** BEGIN **
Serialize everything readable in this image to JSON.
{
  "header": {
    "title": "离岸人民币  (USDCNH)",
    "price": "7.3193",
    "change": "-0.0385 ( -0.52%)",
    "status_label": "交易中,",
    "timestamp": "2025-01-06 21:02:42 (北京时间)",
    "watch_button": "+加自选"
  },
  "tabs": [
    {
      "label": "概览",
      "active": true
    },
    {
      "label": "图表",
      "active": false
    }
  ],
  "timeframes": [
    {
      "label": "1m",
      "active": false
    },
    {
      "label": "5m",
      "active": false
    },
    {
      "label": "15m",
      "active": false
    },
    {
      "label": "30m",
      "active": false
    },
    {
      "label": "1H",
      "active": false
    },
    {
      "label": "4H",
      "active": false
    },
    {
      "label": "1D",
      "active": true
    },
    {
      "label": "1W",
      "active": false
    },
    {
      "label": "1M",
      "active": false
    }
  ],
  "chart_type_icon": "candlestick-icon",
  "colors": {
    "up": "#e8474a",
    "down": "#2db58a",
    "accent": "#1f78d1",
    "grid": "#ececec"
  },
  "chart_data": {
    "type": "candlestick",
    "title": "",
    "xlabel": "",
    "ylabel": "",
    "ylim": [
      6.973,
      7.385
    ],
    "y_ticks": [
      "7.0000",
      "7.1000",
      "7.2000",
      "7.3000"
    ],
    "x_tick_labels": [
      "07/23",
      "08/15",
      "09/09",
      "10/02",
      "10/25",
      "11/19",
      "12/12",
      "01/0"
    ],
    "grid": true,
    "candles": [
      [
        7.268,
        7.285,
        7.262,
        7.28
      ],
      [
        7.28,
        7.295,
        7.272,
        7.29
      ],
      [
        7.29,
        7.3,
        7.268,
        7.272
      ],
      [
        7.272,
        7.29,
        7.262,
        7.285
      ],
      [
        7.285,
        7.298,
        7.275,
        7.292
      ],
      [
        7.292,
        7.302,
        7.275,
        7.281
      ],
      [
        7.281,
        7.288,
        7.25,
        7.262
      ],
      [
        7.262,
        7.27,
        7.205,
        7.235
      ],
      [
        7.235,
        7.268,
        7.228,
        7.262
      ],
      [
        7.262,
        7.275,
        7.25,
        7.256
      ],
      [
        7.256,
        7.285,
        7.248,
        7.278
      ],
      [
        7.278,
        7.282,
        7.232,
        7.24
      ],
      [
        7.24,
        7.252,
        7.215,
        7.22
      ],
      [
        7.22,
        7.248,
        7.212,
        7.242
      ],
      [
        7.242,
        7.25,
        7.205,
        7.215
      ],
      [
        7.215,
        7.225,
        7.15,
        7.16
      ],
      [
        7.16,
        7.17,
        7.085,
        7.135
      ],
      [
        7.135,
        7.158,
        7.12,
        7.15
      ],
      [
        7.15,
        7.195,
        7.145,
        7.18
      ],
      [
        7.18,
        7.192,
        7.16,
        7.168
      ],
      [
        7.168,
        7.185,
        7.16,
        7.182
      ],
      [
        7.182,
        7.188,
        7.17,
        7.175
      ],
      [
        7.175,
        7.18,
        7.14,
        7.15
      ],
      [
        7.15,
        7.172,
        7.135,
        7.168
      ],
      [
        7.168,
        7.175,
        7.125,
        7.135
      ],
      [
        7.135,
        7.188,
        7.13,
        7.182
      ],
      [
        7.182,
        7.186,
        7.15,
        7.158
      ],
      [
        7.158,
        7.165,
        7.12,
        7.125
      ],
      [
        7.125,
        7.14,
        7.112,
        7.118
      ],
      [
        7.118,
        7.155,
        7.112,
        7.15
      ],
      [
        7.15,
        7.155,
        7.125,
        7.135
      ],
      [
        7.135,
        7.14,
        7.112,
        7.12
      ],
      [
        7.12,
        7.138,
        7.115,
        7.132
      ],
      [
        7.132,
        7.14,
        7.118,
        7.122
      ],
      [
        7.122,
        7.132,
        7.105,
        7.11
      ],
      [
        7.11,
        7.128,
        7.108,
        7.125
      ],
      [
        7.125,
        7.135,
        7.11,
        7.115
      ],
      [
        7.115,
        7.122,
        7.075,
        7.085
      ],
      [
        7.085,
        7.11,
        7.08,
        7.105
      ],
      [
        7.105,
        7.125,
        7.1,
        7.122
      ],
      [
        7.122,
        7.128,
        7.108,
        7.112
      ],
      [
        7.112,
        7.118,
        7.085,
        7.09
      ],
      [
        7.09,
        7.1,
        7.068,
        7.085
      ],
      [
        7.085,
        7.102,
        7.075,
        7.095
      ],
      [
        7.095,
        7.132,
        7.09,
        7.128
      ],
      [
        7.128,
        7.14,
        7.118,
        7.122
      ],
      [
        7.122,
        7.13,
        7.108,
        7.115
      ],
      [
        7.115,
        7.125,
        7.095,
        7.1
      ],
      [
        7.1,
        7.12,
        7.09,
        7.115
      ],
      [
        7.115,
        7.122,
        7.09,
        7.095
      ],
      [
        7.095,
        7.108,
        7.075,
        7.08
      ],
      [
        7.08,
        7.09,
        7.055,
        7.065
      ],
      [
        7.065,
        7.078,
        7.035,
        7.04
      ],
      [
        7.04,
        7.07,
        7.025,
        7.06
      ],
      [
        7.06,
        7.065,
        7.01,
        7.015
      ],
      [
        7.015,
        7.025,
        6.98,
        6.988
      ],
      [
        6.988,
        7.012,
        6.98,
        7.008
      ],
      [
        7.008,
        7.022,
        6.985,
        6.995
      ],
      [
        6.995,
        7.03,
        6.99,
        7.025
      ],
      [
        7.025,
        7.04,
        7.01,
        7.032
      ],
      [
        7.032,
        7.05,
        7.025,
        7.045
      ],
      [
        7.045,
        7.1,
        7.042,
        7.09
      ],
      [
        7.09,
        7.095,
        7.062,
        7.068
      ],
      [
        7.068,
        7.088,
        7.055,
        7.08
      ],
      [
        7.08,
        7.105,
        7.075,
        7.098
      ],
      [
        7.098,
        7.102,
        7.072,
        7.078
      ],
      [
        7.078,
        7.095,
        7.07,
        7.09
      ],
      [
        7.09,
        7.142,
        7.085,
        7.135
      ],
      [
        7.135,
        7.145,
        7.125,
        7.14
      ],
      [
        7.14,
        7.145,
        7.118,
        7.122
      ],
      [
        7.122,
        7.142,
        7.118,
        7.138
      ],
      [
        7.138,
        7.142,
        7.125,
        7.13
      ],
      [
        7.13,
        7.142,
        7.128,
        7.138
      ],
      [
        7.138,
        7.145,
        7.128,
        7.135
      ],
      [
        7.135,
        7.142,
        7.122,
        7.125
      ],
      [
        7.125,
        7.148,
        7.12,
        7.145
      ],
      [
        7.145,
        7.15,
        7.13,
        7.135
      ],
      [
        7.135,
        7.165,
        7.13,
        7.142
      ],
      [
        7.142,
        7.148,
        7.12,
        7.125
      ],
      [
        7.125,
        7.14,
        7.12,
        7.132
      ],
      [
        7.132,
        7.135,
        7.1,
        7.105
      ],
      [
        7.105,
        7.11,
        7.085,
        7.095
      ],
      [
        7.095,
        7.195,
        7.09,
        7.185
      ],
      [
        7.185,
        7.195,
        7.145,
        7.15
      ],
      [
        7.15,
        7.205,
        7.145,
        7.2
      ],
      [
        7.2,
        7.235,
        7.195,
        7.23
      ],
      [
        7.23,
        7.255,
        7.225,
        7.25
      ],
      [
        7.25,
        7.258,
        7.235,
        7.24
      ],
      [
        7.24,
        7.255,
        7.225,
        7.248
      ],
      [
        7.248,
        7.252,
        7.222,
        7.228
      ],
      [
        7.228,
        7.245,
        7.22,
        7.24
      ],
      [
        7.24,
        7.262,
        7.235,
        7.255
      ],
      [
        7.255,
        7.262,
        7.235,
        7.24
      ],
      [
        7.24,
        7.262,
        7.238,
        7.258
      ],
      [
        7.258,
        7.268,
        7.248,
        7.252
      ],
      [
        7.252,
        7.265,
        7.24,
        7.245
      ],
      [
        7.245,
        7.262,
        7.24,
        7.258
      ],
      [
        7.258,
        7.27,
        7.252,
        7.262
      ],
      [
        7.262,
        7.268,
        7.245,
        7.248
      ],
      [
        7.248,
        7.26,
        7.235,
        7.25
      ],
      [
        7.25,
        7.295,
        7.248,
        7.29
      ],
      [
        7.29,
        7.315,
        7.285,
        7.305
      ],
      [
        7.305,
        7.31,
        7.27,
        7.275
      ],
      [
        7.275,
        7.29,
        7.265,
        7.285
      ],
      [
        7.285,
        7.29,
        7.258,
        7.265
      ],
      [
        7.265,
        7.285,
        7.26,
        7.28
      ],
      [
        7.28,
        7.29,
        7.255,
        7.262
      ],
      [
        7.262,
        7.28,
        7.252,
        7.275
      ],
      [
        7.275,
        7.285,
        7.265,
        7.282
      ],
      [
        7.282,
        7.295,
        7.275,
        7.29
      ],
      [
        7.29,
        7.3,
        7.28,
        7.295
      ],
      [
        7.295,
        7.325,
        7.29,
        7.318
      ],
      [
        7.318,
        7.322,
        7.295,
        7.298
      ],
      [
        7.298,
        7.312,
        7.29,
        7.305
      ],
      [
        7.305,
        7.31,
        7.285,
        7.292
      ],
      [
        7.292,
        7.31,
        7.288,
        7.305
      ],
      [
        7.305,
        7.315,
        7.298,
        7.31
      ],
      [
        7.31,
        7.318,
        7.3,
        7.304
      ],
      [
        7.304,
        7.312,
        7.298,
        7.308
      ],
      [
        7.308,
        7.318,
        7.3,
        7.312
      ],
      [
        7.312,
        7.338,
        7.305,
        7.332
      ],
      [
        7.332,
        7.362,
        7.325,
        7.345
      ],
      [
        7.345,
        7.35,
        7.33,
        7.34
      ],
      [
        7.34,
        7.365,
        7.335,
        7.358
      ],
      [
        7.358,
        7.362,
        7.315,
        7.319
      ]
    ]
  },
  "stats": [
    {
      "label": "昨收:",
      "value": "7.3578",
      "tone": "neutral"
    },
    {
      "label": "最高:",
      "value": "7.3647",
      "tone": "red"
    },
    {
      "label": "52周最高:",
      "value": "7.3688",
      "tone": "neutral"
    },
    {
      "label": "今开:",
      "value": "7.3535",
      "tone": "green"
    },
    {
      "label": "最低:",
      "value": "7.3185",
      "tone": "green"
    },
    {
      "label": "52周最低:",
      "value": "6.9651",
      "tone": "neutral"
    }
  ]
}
** END **
Scan the listing above and identify each line holding the string "value"; copy every such line.

      "value": "7.3578",
      "value": "7.3647",
      "value": "7.3688",
      "value": "7.3535",
      "value": "7.3185",
      "value": "6.9651",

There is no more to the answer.